## Task prompt
In the material below, identify each line bearing the word "JSON". Reproduce those lines.

::: Record list

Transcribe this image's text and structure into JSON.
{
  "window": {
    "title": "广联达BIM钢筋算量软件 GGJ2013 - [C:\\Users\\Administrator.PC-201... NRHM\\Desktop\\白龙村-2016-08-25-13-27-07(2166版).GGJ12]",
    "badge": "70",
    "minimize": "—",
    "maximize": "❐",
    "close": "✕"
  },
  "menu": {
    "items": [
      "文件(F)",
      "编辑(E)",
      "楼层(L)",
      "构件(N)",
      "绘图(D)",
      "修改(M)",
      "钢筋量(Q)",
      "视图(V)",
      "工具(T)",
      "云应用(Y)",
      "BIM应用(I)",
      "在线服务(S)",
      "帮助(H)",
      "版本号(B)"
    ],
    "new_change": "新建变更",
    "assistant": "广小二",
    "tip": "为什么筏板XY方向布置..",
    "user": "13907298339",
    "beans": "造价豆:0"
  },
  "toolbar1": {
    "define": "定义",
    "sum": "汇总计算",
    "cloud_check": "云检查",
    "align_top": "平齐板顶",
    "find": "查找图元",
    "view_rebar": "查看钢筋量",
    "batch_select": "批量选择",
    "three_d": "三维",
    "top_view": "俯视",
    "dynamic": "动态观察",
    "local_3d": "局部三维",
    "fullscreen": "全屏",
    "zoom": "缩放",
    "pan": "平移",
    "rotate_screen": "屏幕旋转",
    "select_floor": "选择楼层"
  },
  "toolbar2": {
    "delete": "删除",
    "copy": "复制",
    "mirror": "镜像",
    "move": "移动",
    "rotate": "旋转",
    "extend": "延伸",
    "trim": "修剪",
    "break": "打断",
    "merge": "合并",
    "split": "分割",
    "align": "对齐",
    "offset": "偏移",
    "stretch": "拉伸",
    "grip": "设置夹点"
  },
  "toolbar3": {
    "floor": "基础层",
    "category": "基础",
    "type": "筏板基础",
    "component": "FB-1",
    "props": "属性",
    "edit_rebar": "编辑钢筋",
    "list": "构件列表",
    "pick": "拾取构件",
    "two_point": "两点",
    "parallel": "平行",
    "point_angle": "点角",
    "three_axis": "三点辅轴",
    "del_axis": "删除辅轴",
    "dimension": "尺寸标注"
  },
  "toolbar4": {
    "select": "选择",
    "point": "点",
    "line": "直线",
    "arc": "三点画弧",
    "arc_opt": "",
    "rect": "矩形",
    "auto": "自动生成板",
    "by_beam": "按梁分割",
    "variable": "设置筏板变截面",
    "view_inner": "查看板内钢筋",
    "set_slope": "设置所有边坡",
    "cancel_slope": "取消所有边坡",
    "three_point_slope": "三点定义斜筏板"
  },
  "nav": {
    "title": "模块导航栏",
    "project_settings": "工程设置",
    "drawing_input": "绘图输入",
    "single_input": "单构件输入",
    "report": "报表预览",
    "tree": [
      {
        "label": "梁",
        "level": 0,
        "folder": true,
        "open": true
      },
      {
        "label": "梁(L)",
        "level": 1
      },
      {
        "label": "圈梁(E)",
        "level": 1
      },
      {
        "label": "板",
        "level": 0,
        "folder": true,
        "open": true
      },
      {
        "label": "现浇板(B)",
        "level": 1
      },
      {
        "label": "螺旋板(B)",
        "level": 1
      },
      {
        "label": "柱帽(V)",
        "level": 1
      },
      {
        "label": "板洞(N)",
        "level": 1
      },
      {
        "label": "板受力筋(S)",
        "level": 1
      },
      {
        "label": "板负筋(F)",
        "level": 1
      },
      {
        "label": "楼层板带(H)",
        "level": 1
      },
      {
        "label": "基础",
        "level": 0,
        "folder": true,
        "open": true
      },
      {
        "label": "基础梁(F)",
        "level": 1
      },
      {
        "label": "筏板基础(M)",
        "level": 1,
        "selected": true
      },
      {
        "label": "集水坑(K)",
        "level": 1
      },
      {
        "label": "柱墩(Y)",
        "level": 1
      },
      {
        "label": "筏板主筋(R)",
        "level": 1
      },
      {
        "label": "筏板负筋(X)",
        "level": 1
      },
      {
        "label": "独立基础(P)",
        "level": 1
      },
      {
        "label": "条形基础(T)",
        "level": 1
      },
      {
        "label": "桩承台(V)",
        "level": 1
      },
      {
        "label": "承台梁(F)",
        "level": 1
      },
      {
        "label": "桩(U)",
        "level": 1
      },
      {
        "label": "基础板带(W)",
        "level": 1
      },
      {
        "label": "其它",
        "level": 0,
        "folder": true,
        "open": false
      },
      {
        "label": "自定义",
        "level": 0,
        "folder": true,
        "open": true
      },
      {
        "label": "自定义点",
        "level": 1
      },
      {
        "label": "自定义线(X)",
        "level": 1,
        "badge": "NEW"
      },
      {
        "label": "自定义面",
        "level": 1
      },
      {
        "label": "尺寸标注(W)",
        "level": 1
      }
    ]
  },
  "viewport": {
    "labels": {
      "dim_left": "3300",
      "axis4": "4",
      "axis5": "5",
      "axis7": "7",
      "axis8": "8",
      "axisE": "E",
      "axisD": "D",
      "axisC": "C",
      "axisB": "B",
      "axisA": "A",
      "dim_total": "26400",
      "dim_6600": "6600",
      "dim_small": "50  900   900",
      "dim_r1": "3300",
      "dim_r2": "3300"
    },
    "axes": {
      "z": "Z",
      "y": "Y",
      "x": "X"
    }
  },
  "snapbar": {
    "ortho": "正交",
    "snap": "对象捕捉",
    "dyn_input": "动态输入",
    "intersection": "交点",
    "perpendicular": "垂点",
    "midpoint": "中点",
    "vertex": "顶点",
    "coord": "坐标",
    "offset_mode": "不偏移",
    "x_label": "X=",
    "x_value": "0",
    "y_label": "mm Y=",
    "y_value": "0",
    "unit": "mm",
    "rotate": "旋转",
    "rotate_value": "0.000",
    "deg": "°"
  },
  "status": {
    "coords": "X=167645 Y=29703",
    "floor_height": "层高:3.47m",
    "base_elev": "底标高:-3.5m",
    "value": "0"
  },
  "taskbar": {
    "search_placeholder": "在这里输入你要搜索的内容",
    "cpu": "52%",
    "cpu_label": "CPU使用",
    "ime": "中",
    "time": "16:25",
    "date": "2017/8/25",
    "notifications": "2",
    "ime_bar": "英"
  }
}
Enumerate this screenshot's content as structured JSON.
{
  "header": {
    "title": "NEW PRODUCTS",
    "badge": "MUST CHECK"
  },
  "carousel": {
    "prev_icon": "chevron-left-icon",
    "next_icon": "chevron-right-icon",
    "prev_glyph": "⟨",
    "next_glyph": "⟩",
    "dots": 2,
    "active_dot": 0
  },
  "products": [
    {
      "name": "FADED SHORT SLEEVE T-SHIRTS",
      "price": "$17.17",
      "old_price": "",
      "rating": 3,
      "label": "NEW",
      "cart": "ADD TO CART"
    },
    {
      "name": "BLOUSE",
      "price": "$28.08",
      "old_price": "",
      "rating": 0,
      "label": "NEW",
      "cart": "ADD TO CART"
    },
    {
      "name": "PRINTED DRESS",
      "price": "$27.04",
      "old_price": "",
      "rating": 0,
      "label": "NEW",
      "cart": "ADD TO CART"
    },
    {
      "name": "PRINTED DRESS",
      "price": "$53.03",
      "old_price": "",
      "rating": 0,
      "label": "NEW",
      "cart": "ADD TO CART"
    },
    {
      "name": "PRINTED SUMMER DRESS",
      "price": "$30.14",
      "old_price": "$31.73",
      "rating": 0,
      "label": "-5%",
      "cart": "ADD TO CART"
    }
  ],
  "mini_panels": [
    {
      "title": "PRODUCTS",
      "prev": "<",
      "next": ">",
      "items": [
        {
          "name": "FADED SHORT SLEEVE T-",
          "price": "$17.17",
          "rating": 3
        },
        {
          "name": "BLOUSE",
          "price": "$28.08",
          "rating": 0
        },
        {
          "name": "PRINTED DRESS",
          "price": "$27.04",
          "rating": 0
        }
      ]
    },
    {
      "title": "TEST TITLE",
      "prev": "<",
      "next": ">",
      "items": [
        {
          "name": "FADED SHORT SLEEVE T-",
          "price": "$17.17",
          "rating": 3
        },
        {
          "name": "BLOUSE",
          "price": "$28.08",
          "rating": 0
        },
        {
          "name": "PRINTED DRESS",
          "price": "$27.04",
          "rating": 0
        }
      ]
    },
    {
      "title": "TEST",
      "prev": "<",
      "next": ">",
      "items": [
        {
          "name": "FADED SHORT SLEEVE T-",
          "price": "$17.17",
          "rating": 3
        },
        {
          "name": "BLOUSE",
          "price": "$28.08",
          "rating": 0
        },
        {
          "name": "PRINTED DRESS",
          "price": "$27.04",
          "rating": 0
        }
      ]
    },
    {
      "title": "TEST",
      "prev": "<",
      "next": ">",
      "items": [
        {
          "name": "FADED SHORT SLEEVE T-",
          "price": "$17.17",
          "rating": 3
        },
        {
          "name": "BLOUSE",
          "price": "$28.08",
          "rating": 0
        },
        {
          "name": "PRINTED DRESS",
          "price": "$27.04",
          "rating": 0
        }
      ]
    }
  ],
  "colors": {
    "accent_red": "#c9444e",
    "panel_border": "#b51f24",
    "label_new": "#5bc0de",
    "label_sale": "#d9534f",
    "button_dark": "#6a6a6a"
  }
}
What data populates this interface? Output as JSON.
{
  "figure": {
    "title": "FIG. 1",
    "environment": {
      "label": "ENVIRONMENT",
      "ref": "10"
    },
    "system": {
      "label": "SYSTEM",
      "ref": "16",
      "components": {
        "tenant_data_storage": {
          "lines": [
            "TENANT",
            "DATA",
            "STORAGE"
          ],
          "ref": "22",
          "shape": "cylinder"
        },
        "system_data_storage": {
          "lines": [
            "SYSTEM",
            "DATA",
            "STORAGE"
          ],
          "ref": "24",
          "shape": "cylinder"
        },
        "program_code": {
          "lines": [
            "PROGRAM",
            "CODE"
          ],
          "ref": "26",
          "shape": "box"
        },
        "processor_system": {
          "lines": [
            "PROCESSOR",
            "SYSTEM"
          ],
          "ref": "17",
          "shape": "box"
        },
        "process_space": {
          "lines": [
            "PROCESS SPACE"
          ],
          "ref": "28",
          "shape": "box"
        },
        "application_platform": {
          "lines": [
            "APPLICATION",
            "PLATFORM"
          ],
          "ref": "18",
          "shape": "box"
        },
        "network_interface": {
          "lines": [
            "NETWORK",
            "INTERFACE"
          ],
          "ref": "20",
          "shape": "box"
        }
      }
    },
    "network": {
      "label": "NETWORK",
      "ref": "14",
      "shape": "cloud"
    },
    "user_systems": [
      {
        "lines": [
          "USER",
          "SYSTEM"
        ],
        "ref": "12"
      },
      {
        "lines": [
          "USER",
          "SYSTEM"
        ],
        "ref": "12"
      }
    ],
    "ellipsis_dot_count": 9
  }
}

::::::

## Written solution
Transcribe this image's text and structure into JSON.
Enumerate this screenshot's content as structured JSON.
What data populates this interface? Output as JSON.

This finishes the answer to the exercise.